> [Given instruction]:
In the Martin Ice Cream tax case below, since what year had MIC been distributing HD's ice cream products?

Martin Ice Cream Co. v. Comm'r of Internal Revenue, 1477–93.

CourtUnited States Tax Court
Citation110 T.C. No. 18,110 T.C. 189
Docket NumberNo. 1477–93.,1477–93.
PartiesMARTIN ICE CREAM COMPANY, Petitioner v. COMMISSIONER OF INTERNAL REVENUE, Respondent
Decision Date17 March 1998

110 T.C. 189
110 T.C. No. 18

MARTIN ICE CREAM COMPANY, Petitioner
v.
COMMISSIONER OF INTERNAL REVENUE, Respondent

No. 1477–93.

United States Tax Court.

March 17, 1998.


[110 T.C. 190]

Frank Agostino, Alan G. Merkin, Mary Ann Perrone, and Susan M. Flynn, for petitioner.

[110 T.C. 191]

Patricia Y. Taylor and Clare W. Darcy, for respondent.

BEGHE, Judge:

[110 T.C. 189]

A and his son M were shareholders of MIC, an S corporation that distributed ice cream products to supermarket chains, independent grocery stores, and food service accounts. MIC's supermarket business was largely attributable to the close personal relationships that A had developed and maintained for decades, beginning before the creation of MIC in 1971, with the owners and managers of the supermarket chains. Since 1974, MIC had distributed the ice cream products of HD, pursuant to an oral agreement entered into between A and the founder of HD. In 1987 and 1988, following the acquisition of HD by a public company, HD initiated negotiations with MIC to acquire MIC's rights to distribute HD ice cream products to MIC's customers. After some but not all terms of the acquisition had been negotiated in the 1988 negotiations, A and M caused SIC, a wholly owned subsidiary of MIC, to be created, and HD was notified that SIC would be the seller of the assets that HD wished to acquire. MIC then transferred to SIC all of MIC's rights to distribute HD ice cream products to the supermarket chains and food service accounts, and business records relating thereto, in exchange for all the stock of SIC, and immediately distributed the SIC stock to A in exchange for all of A's stock in MIC. Following further negotiations, A and SIC, 3 weeks thereafter, entered into a contract to sell HD all their intangible assets relating to distribution of HD ice cream products. Two weeks thereafter, following the determination of a purchase price adjustment provided for in the final version of the contract, the sale closed and SIC received the proceeds of sale, which it distributed to A.

> [Material provided]:

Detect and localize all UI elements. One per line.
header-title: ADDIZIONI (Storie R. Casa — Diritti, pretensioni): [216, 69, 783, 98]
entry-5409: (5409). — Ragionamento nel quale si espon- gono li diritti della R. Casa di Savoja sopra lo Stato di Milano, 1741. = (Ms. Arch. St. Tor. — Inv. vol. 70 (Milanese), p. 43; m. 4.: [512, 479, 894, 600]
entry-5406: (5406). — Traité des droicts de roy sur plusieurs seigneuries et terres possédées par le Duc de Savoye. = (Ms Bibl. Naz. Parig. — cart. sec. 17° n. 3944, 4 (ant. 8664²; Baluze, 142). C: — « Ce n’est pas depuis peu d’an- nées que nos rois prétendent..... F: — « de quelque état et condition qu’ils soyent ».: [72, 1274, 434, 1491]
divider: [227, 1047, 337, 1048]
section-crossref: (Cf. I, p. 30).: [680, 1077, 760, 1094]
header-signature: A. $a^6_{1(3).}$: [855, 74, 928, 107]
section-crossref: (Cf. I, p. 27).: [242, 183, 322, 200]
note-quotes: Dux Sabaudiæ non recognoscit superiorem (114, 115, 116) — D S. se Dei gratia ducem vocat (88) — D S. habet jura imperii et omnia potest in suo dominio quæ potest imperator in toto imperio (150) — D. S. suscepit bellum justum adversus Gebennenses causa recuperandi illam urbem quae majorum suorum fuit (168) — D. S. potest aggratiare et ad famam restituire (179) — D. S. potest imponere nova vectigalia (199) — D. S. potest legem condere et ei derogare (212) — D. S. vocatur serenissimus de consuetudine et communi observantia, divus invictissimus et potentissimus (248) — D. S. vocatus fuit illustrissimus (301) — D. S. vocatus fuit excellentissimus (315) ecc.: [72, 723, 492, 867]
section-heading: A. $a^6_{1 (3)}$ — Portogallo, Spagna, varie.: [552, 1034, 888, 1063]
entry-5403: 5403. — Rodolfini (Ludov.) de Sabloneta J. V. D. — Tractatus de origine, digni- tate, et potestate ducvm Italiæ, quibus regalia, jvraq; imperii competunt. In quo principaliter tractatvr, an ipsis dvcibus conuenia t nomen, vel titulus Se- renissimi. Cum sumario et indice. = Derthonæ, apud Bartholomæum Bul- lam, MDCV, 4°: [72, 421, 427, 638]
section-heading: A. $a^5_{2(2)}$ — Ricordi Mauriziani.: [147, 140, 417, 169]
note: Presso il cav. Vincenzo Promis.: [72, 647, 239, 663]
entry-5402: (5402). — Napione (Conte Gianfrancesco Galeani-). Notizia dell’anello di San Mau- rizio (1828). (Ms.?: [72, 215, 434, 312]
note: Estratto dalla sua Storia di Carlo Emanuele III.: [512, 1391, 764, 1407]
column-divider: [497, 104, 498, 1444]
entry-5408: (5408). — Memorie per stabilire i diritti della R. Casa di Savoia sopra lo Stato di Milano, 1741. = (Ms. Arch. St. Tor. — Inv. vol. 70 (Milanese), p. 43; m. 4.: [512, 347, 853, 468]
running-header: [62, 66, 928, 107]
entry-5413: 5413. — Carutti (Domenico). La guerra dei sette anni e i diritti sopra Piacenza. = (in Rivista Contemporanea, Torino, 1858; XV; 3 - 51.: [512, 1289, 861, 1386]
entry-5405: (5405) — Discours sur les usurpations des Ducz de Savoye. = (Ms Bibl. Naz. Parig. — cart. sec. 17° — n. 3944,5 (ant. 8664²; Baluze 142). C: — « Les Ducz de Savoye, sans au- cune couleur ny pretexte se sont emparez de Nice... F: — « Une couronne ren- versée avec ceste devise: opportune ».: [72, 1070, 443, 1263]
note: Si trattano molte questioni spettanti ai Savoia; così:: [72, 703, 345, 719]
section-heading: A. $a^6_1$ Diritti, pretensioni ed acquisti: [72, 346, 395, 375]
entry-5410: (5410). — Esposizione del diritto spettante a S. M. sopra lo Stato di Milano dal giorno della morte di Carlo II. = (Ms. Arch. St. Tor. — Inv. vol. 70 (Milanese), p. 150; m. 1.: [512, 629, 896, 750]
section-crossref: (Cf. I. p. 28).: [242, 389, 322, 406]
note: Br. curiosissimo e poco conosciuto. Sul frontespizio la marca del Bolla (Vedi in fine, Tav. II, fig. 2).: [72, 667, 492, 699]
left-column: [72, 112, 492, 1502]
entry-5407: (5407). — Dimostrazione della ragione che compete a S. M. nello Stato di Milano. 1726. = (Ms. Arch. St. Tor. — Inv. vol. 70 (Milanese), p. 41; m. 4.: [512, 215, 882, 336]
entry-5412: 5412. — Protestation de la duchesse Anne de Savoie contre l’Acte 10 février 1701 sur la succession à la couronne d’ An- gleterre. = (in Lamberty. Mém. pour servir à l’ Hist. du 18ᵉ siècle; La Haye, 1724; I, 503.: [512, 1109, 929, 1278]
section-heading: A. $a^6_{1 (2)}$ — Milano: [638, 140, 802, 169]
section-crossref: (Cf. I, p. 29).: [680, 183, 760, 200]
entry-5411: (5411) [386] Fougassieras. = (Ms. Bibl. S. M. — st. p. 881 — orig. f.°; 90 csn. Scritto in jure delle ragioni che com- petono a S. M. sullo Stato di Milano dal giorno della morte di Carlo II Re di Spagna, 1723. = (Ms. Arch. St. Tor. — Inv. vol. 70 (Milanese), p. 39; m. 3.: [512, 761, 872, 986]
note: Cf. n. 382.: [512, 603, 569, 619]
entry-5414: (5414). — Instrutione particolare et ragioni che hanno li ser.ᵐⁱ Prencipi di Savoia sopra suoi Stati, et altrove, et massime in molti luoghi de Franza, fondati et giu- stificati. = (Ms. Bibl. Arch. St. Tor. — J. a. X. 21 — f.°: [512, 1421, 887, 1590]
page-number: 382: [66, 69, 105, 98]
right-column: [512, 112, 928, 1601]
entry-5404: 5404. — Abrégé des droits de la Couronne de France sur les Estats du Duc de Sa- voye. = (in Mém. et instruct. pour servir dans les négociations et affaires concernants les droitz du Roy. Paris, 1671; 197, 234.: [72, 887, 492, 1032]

> [Exercise response]:
Since 1974.